▸ **Dataset entries**:
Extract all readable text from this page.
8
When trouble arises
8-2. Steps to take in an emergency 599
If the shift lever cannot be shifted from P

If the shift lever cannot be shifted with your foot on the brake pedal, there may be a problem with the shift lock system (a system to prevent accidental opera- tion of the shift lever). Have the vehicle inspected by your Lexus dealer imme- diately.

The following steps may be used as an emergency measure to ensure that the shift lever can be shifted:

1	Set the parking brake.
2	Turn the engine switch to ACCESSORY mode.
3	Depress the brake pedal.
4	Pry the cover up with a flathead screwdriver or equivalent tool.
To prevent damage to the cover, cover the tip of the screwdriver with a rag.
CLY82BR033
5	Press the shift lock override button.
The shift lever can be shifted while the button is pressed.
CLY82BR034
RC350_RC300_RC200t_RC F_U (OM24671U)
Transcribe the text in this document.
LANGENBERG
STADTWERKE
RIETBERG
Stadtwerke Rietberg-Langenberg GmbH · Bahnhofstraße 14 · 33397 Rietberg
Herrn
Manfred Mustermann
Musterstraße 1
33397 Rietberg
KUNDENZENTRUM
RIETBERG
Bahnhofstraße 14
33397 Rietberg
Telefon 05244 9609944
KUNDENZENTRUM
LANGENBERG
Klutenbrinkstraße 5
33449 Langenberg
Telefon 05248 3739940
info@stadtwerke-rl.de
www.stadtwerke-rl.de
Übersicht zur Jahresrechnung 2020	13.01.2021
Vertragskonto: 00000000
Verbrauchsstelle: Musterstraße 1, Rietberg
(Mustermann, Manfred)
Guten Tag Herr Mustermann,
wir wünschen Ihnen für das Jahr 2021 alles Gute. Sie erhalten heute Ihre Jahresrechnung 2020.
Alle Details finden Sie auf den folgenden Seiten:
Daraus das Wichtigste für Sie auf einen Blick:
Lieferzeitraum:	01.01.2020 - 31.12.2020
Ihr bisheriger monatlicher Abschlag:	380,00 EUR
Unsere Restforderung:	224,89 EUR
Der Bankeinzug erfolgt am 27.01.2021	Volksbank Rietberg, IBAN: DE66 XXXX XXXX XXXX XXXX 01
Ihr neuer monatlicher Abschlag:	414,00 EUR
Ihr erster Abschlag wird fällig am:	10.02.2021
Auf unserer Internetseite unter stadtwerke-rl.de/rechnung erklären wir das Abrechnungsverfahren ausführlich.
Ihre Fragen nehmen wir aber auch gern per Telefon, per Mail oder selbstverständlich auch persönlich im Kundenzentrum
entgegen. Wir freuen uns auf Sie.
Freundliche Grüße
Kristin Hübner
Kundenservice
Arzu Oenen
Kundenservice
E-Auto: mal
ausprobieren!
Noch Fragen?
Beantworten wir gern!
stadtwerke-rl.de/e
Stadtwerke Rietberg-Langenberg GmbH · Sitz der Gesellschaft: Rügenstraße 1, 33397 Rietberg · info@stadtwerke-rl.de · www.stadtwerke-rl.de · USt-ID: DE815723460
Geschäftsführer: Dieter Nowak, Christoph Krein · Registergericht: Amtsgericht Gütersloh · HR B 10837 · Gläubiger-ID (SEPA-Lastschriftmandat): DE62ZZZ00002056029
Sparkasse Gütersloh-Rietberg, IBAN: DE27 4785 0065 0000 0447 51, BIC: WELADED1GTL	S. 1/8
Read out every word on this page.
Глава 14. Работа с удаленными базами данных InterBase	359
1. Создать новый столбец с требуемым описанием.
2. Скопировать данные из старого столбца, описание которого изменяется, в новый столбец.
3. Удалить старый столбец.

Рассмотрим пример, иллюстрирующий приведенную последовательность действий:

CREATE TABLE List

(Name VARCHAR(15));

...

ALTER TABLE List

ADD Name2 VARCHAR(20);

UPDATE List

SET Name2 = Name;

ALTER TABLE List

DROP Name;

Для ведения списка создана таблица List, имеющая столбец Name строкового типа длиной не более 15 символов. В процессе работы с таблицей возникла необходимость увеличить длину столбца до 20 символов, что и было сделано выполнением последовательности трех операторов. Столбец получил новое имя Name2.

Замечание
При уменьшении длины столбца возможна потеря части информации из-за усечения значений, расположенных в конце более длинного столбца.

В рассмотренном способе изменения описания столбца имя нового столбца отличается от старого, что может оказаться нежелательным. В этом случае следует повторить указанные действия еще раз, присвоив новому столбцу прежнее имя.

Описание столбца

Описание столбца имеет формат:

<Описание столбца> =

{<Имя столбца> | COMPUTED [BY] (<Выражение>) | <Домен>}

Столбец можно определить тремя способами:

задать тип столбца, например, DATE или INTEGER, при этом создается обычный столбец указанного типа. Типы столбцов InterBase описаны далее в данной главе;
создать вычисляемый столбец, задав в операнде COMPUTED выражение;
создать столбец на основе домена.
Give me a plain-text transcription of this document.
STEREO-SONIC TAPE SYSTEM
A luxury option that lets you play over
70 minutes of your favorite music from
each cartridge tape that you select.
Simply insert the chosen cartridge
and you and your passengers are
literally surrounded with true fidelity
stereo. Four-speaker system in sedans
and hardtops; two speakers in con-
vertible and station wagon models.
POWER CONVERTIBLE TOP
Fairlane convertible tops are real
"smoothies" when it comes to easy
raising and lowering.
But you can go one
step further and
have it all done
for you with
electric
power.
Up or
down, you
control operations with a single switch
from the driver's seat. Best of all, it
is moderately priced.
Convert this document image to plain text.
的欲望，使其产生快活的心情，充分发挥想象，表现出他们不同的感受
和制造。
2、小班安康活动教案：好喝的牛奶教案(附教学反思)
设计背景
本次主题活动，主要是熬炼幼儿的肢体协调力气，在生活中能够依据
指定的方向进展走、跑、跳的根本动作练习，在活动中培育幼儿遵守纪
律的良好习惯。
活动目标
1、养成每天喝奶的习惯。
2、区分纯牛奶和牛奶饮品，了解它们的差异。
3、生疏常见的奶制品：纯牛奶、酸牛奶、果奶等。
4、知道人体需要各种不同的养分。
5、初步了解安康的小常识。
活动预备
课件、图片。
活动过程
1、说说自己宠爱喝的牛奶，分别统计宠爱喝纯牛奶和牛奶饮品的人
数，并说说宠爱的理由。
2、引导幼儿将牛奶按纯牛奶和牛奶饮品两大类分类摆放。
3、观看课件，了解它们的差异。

▸ **Instructions for the task**: Your task is to report how many lines of the material include the string "this". Give the number and no other words.

▸ **Answer to the problem**: 5